| TASK BRIEF |
Write out the data below in full, unchanged, minus the images.
******
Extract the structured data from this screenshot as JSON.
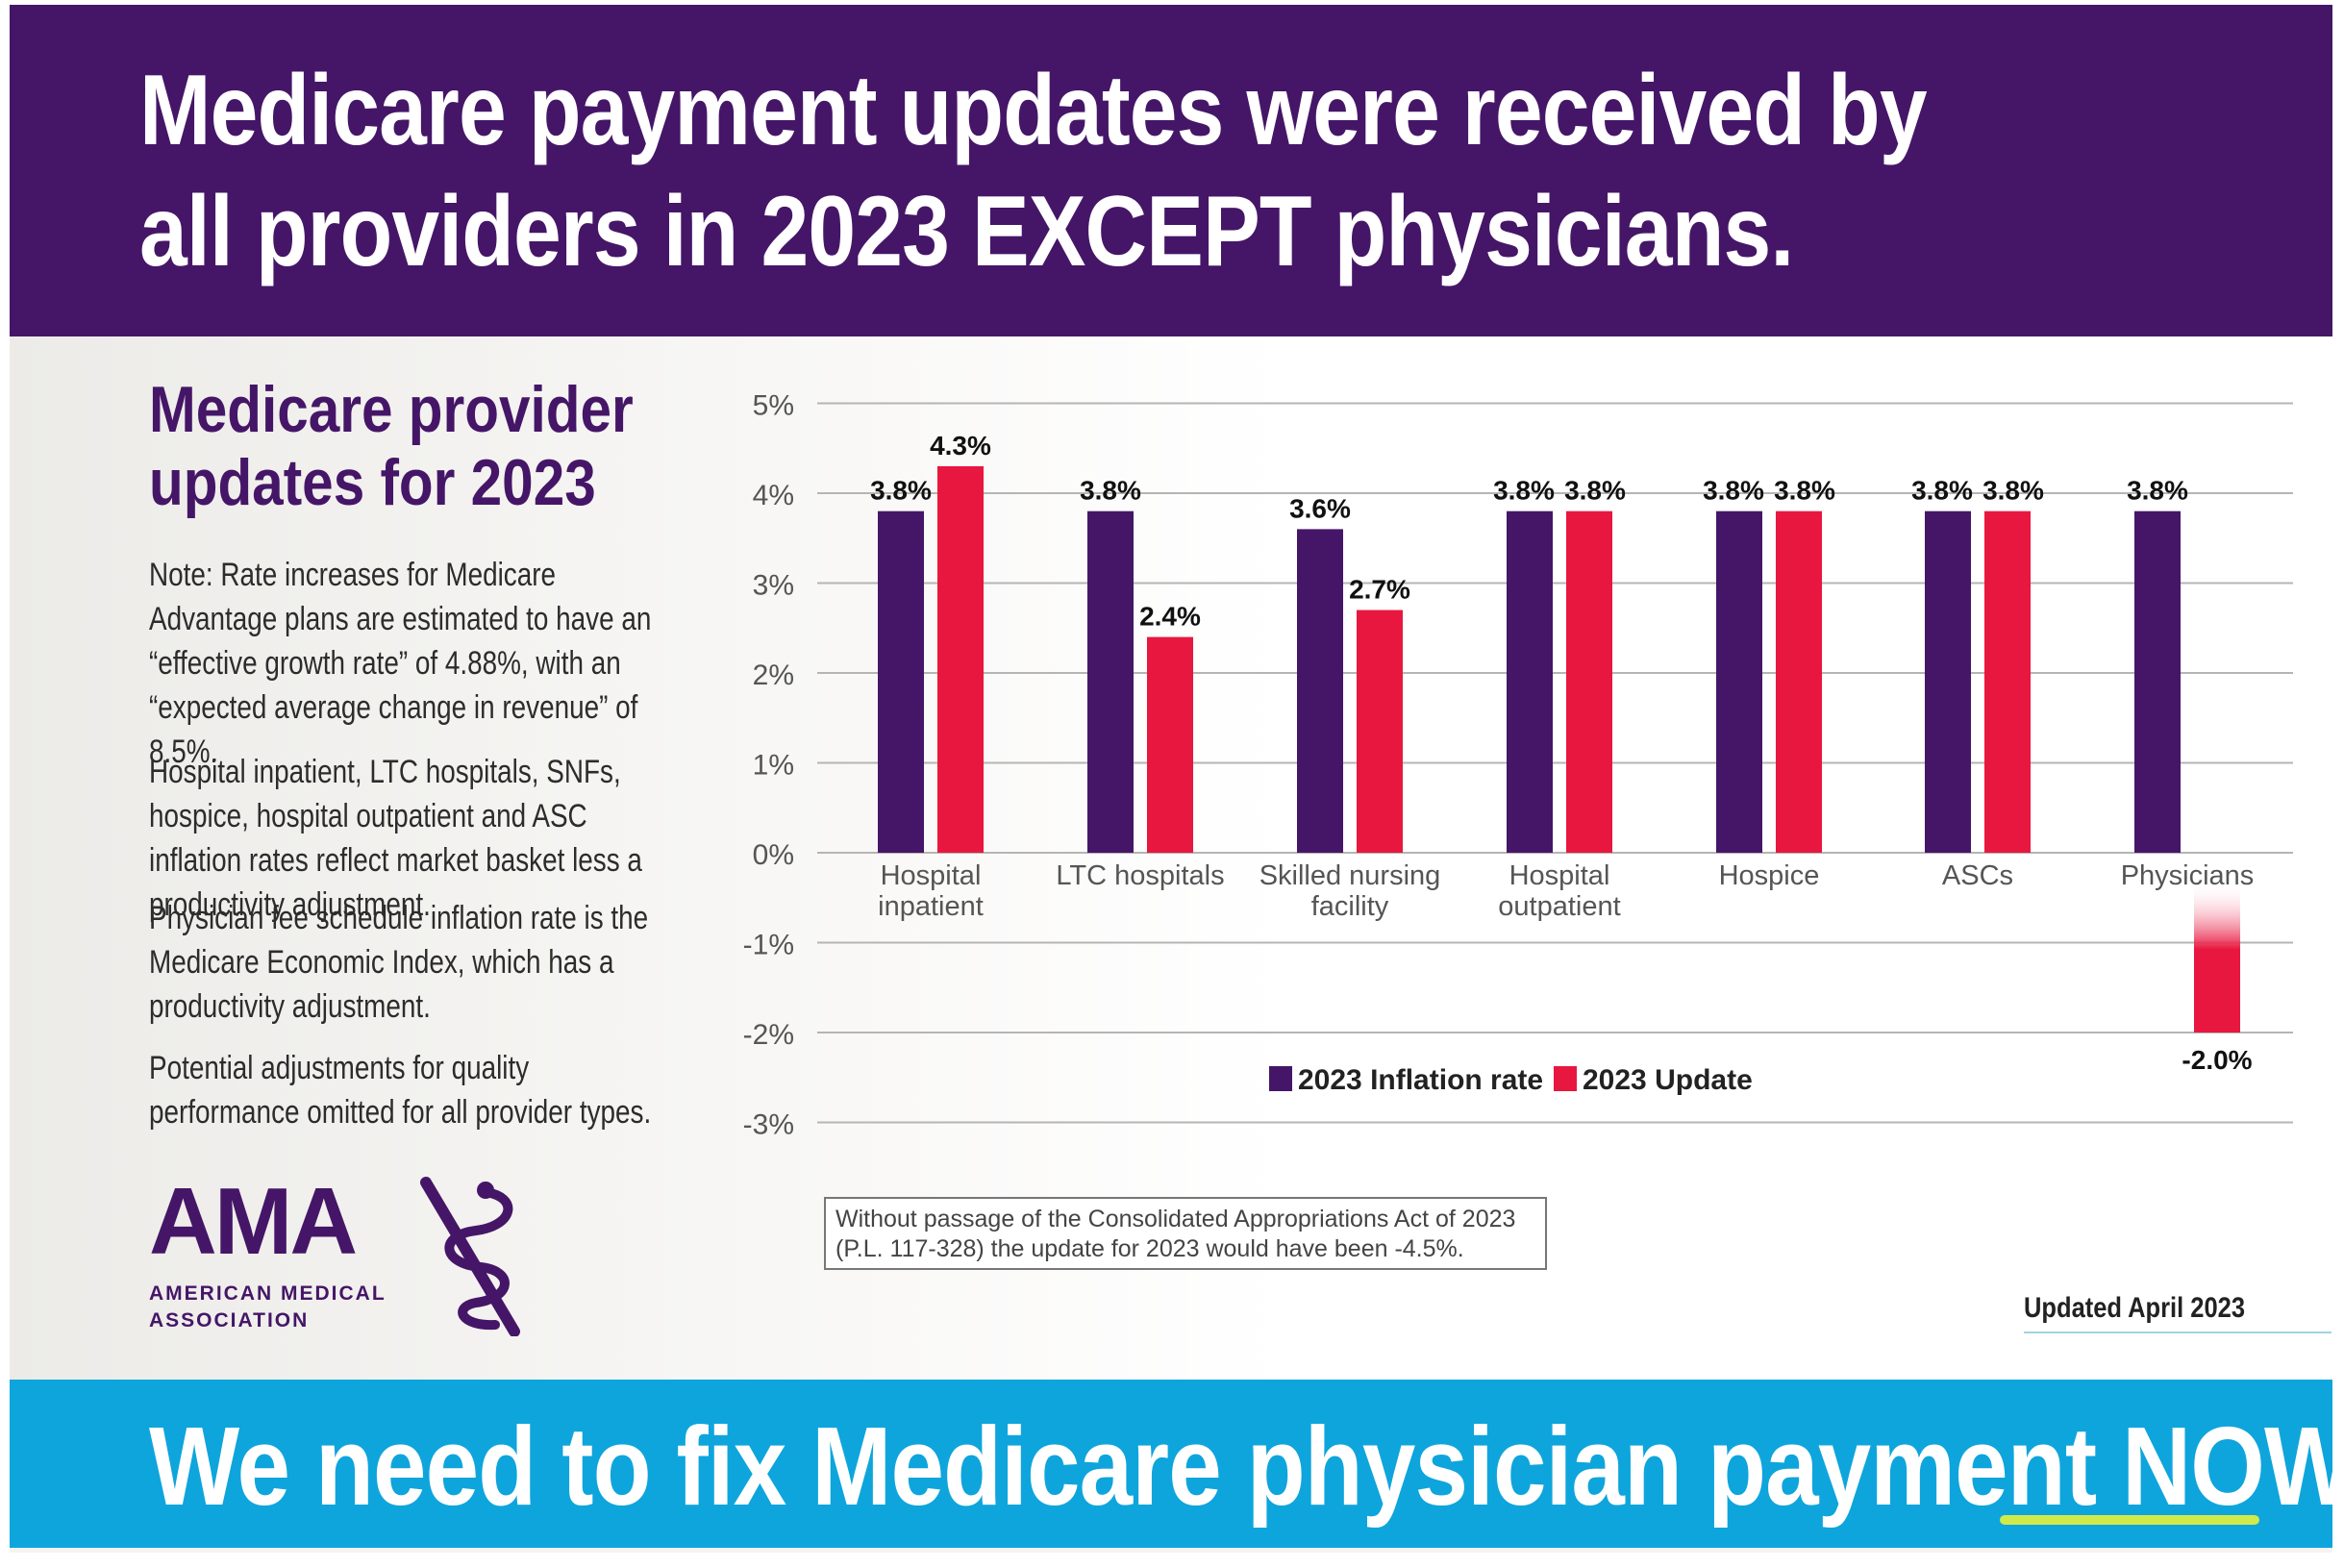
{
  "header": {
    "title": "Medicare payment updates were received by all providers in 2023 EXCEPT physicians."
  },
  "sidebar": {
    "title": "Medicare provider updates for 2023",
    "notes": [
      "Note: Rate increases for Medicare Advantage plans are estimated to have an “effective growth rate” of 4.88%, with an “expected average change in revenue” of 8.5%.",
      "Hospital inpatient, LTC hospitals, SNFs, hospice, hospital outpatient and ASC inflation rates reflect market basket less a productivity adjustment.",
      "Physician fee schedule inflation rate is the Medicare Economic Index, which has a productivity adjustment.",
      "Potential adjustments for quality performance omitted for all provider types."
    ]
  },
  "logo": {
    "mark": "AMA",
    "name": "AMERICAN MEDICAL\nASSOCIATION"
  },
  "footnote": "Without passage of the Consolidated Appropriations Act of 2023 (P.L. 117-328) the update for 2023 would have been -4.5%.",
  "updated": "Updated April 2023",
  "footer": {
    "text_before": "We need to fix Medicare physician payment ",
    "emphasis": "NOW",
    "text_after": "."
  },
  "colors": {
    "purple": "#451667",
    "red": "#e8173f",
    "blue": "#0ea5dc",
    "highlight": "#e6f23a"
  },
  "chart_data": {
    "type": "bar",
    "categories": [
      [
        "Hospital",
        "inpatient"
      ],
      [
        "LTC hospitals"
      ],
      [
        "Skilled nursing",
        "facility"
      ],
      [
        "Hospital",
        "outpatient"
      ],
      [
        "Hospice"
      ],
      [
        "ASCs"
      ],
      [
        "Physicians"
      ]
    ],
    "series": [
      {
        "name": "2023 Inflation rate",
        "color": "#451667",
        "values": [
          3.8,
          3.8,
          3.6,
          3.8,
          3.8,
          3.8,
          3.8
        ],
        "labels": [
          "3.8%",
          "3.8%",
          "3.6%",
          "3.8%",
          "3.8%",
          "3.8%",
          "3.8%"
        ]
      },
      {
        "name": "2023 Update",
        "color": "#e8173f",
        "values": [
          4.3,
          2.4,
          2.7,
          3.8,
          3.8,
          3.8,
          -2.0
        ],
        "labels": [
          "4.3%",
          "2.4%",
          "2.7%",
          "3.8%",
          "3.8%",
          "3.8%",
          "-2.0%"
        ]
      }
    ],
    "yticks": [
      "5%",
      "4%",
      "3%",
      "2%",
      "1%",
      "0%",
      "-1%",
      "-2%",
      "-3%"
    ],
    "ytick_values": [
      5,
      4,
      3,
      2,
      1,
      0,
      -1,
      -2,
      -3
    ],
    "ylim": [
      -3,
      5
    ],
    "grid": true,
    "legend": "bottom-center"
  }
}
******
| ANSWER TO THE EXERCISE |
Extract the structured data from this screenshot as JSON.
{
  "header": {
    "title": "Medicare payment updates were received by all providers in 2023 EXCEPT physicians."
  },
  "sidebar": {
    "title": "Medicare provider updates for 2023",
    "notes": [
      "Note: Rate increases for Medicare Advantage plans are estimated to have an “effective growth rate” of 4.88%, with an “expected average change in revenue” of 8.5%.",
      "Hospital inpatient, LTC hospitals, SNFs, hospice, hospital outpatient and ASC inflation rates reflect market basket less a productivity adjustment.",
      "Physician fee schedule inflation rate is the Medicare Economic Index, which has a productivity adjustment.",
      "Potential adjustments for quality performance omitted for all provider types."
    ]
  },
  "logo": {
    "mark": "AMA",
    "name": "AMERICAN MEDICAL\nASSOCIATION"
  },
  "footnote": "Without passage of the Consolidated Appropriations Act of 2023 (P.L. 117-328) the update for 2023 would have been -4.5%.",
  "updated": "Updated April 2023",
  "footer": {
    "text_before": "We need to fix Medicare physician payment ",
    "emphasis": "NOW",
    "text_after": "."
  },
  "colors": {
    "purple": "#451667",
    "red": "#e8173f",
    "blue": "#0ea5dc",
    "highlight": "#e6f23a"
  },
  "chart_data": {
    "type": "bar",
    "categories": [
      [
        "Hospital",
        "inpatient"
      ],
      [
        "LTC hospitals"
      ],
      [
        "Skilled nursing",
        "facility"
      ],
      [
        "Hospital",
        "outpatient"
      ],
      [
        "Hospice"
      ],
      [
        "ASCs"
      ],
      [
        "Physicians"
      ]
    ],
    "series": [
      {
        "name": "2023 Inflation rate",
        "color": "#451667",
        "values": [
          3.8,
          3.8,
          3.6,
          3.8,
          3.8,
          3.8,
          3.8
        ],
        "labels": [
          "3.8%",
          "3.8%",
          "3.6%",
          "3.8%",
          "3.8%",
          "3.8%",
          "3.8%"
        ]
      },
      {
        "name": "2023 Update",
        "color": "#e8173f",
        "values": [
          4.3,
          2.4,
          2.7,
          3.8,
          3.8,
          3.8,
          -2.0
        ],
        "labels": [
          "4.3%",
          "2.4%",
          "2.7%",
          "3.8%",
          "3.8%",
          "3.8%",
          "-2.0%"
        ]
      }
    ],
    "yticks": [
      "5%",
      "4%",
      "3%",
      "2%",
      "1%",
      "0%",
      "-1%",
      "-2%",
      "-3%"
    ],
    "ytick_values": [
      5,
      4,
      3,
      2,
      1,
      0,
      -1,
      -2,
      -3
    ],
    "ylim": [
      -3,
      5
    ],
    "grid": true,
    "legend": "bottom-center"
  }
}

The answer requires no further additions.